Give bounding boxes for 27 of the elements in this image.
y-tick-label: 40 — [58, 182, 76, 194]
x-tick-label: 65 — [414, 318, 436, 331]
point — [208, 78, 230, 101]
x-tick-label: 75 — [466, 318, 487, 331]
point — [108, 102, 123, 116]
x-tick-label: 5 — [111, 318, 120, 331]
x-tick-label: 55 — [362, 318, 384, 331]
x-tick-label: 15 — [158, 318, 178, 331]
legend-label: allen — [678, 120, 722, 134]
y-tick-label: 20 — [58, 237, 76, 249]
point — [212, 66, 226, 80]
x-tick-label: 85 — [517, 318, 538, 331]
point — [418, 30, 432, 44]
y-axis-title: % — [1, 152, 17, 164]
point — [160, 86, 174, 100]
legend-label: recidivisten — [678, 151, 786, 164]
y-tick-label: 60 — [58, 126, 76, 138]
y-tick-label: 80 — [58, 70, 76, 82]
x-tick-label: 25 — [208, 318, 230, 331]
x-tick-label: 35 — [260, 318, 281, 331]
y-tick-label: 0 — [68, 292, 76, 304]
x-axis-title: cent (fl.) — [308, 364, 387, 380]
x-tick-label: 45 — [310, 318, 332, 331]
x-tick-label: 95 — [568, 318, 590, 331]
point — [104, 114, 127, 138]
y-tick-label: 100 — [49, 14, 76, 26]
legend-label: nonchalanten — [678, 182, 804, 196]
+ + + +
■ REQUIRED WORK ■
Copy the data above, substituting "key-label" for each occurrence of "legend-label" and leaving everything else unchanged.

■ WORKED ANSWER ■
Give bounding boxes for 27 of the elements in this image.
y-tick-label: 40 — [58, 182, 76, 194]
x-tick-label: 65 — [414, 318, 436, 331]
point — [208, 78, 230, 101]
x-tick-label: 75 — [466, 318, 487, 331]
point — [108, 102, 123, 116]
x-tick-label: 5 — [111, 318, 120, 331]
x-tick-label: 55 — [362, 318, 384, 331]
x-tick-label: 15 — [158, 318, 178, 331]
key-label: allen — [678, 120, 722, 134]
y-tick-label: 20 — [58, 237, 76, 249]
point — [212, 66, 226, 80]
x-tick-label: 85 — [517, 318, 538, 331]
point — [418, 30, 432, 44]
y-axis-title: % — [1, 152, 17, 164]
point — [160, 86, 174, 100]
key-label: recidivisten — [678, 151, 786, 164]
y-tick-label: 60 — [58, 126, 76, 138]
y-tick-label: 80 — [58, 70, 76, 82]
x-tick-label: 25 — [208, 318, 230, 331]
x-tick-label: 35 — [260, 318, 281, 331]
y-tick-label: 0 — [68, 292, 76, 304]
x-axis-title: cent (fl.) — [308, 364, 387, 380]
x-tick-label: 45 — [310, 318, 332, 331]
x-tick-label: 95 — [568, 318, 590, 331]
point — [104, 114, 127, 138]
y-tick-label: 100 — [49, 14, 76, 26]
key-label: nonchalanten — [678, 182, 804, 196]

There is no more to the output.